§ WRITTEN TASK
Set down each line of the material that follows, exactly, with no pictures.

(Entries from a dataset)
· · · · · · ·
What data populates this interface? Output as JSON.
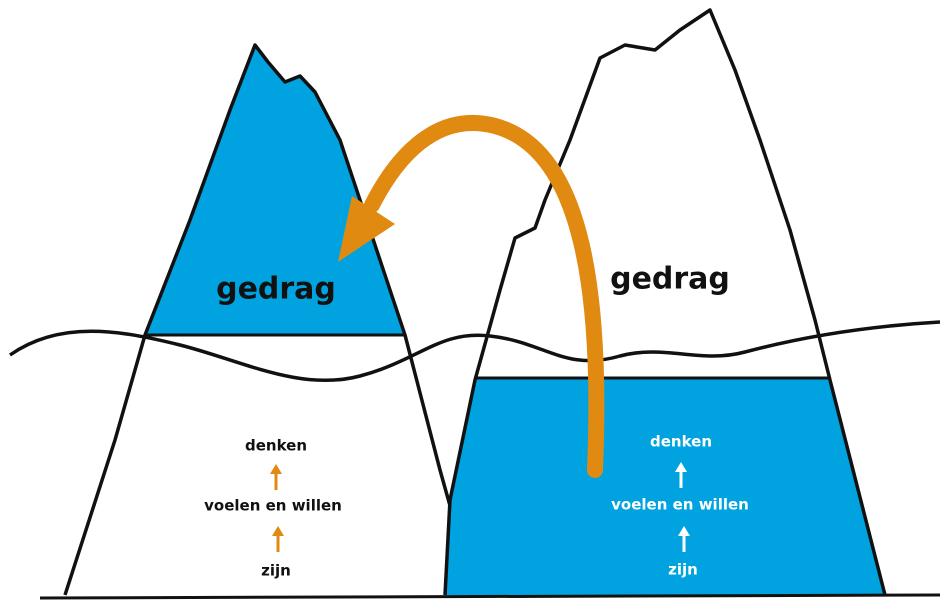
{
  "left_iceberg": {
    "label": "gedrag",
    "levels": [
      "denken",
      "voelen en willen",
      "zijn"
    ]
  },
  "right_iceberg": {
    "label": "gedrag",
    "levels": [
      "denken",
      "voelen en willen",
      "zijn"
    ]
  }
}
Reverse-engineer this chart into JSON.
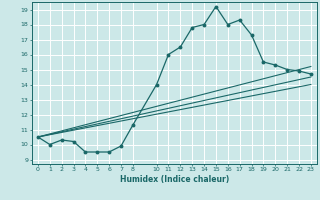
· · · · · · ·
§ PROBLEM SOLUTION
What data populates this interface? Output as JSON.
{
  "left_iceberg": {
    "label": "gedrag",
    "levels": [
      "denken",
      "voelen en willen",
      "zijn"
    ]
  },
  "right_iceberg": {
    "label": "gedrag",
    "levels": [
      "denken",
      "voelen en willen",
      "zijn"
    ]
  }
}
Reverse-engineer this chart into JSON.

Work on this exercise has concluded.